What is asked:
List the items from the line with "Segment this screenshot: for" to the line with "bar-aspein-series2 xyxy=(607,179,648,222)", both included, as a numbered list without blank lines. Leave the pictures out.

Provided records:
+===+

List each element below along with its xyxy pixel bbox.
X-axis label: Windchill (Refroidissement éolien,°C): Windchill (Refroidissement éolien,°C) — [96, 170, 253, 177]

+===+

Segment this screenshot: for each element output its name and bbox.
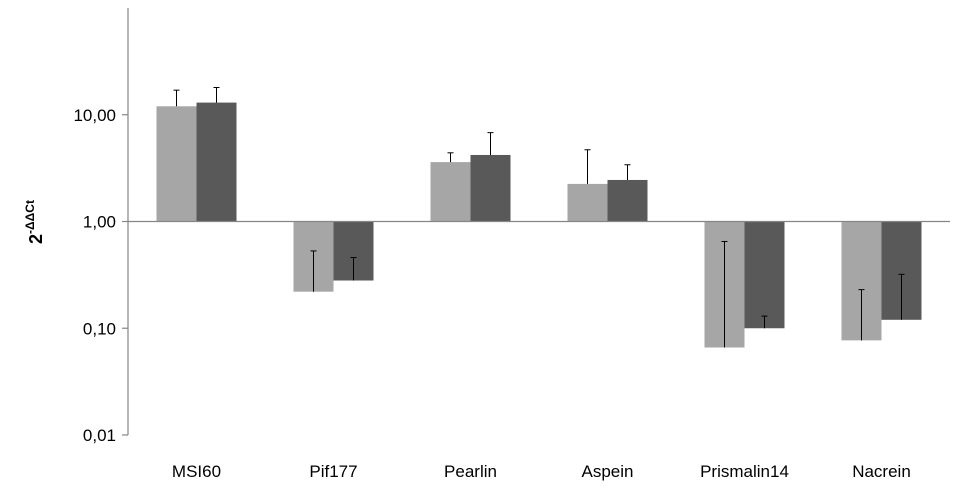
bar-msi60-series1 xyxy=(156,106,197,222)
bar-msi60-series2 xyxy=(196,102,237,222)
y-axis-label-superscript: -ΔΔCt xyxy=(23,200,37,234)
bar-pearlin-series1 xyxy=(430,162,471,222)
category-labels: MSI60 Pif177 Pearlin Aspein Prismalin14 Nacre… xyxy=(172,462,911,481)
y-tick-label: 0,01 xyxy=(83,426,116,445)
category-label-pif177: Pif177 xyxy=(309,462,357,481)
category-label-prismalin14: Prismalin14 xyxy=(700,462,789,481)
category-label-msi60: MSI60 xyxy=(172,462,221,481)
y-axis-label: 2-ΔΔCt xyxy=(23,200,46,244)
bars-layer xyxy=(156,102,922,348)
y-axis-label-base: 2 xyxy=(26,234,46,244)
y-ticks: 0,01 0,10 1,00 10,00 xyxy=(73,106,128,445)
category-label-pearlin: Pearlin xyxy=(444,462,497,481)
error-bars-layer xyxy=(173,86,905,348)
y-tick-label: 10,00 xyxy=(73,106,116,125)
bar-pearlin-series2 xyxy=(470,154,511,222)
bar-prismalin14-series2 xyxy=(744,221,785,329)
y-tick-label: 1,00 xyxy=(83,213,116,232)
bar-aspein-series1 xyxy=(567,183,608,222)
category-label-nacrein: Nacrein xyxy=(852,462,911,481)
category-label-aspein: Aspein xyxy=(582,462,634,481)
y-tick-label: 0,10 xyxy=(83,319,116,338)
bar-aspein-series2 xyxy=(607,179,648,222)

+===+

Answer to this problem:
1. Segment this screenshot: for each element output its name and bbox.
2. bar-msi60-series1 xyxy=(156,106,197,222)
3. bar-msi60-series2 xyxy=(196,102,237,222)
4. y-axis-label-superscript: -ΔΔCt xyxy=(23,200,37,234)
5. bar-pearlin-series1 xyxy=(430,162,471,222)
6. category-labels: MSI60 Pif177 Pearlin Aspein Prismalin14 Nacre… xyxy=(172,462,911,481)
7. y-tick-label: 0,01 xyxy=(83,426,116,445)
8. category-label-pif177: Pif177 xyxy=(309,462,357,481)
9. category-label-prismalin14: Prismalin14 xyxy=(700,462,789,481)
10. category-label-msi60: MSI60 xyxy=(172,462,221,481)
11. y-axis-label: 2-ΔΔCt xyxy=(23,200,46,244)
12. bars-layer xyxy=(156,102,922,348)
13. y-axis-label-base: 2 xyxy=(26,234,46,244)
14. y-ticks: 0,01 0,10 1,00 10,00 xyxy=(73,106,128,445)
15. category-label-pearlin: Pearlin xyxy=(444,462,497,481)
16. error-bars-layer xyxy=(173,86,905,348)
17. y-tick-label: 10,00 xyxy=(73,106,116,125)
18. bar-pearlin-series2 xyxy=(470,154,511,222)
19. bar-prismalin14-series2 xyxy=(744,221,785,329)
20. y-tick-label: 1,00 xyxy=(83,213,116,232)
21. bar-aspein-series1 xyxy=(567,183,608,222)
22. category-label-nacrein: Nacrein xyxy=(852,462,911,481)
23. category-label-aspein: Aspein xyxy=(582,462,634,481)
24. y-tick-label: 0,10 xyxy=(83,319,116,338)
25. bar-aspein-series2 xyxy=(607,179,648,222)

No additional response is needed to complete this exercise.